EXERCISE:
Your task is to transcribe all the entries exactly, excluding pictures.

DATA SHOWN:
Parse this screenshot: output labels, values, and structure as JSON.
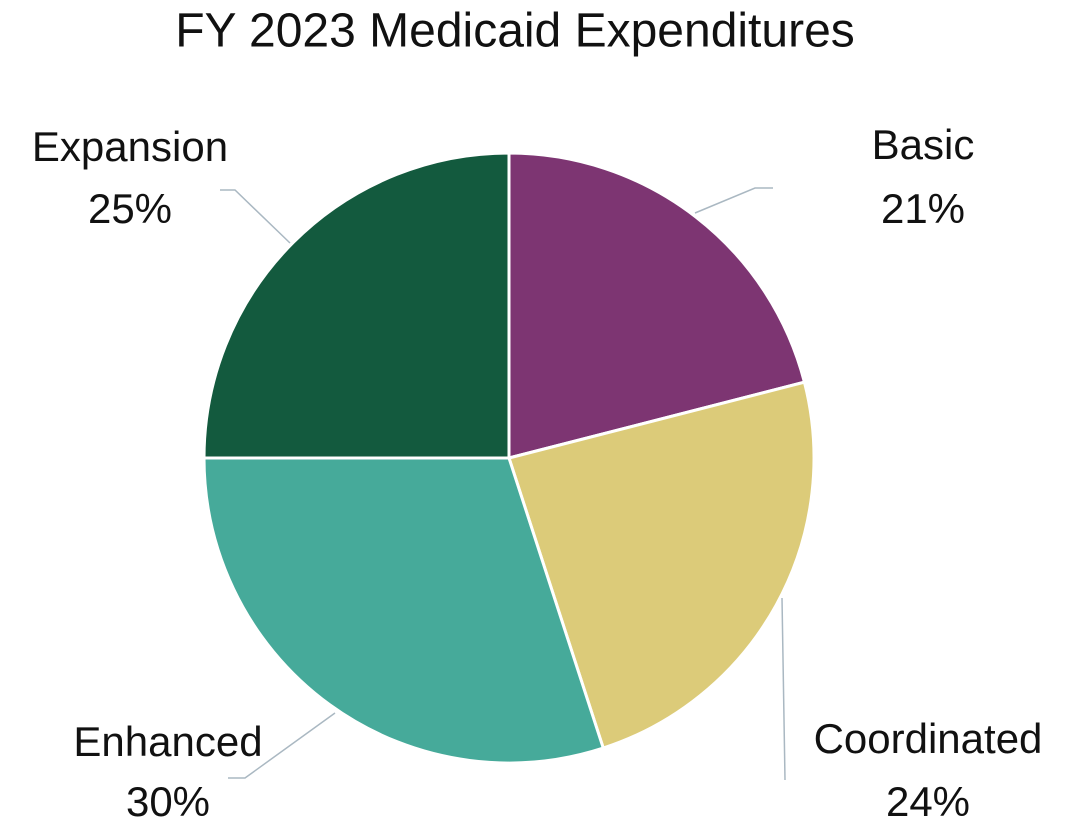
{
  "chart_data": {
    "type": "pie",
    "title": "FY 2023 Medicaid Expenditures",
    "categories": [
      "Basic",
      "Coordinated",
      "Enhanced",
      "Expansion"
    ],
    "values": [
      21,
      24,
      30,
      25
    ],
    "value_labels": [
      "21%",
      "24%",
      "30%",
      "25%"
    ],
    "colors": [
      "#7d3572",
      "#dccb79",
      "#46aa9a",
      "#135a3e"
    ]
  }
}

SOLVED PROBLEM:
Parse this screenshot: output labels, values, and structure as JSON.
{
  "chart_data": {
    "type": "pie",
    "title": "FY 2023 Medicaid Expenditures",
    "categories": [
      "Basic",
      "Coordinated",
      "Enhanced",
      "Expansion"
    ],
    "values": [
      21,
      24,
      30,
      25
    ],
    "value_labels": [
      "21%",
      "24%",
      "30%",
      "25%"
    ],
    "colors": [
      "#7d3572",
      "#dccb79",
      "#46aa9a",
      "#135a3e"
    ]
  }
}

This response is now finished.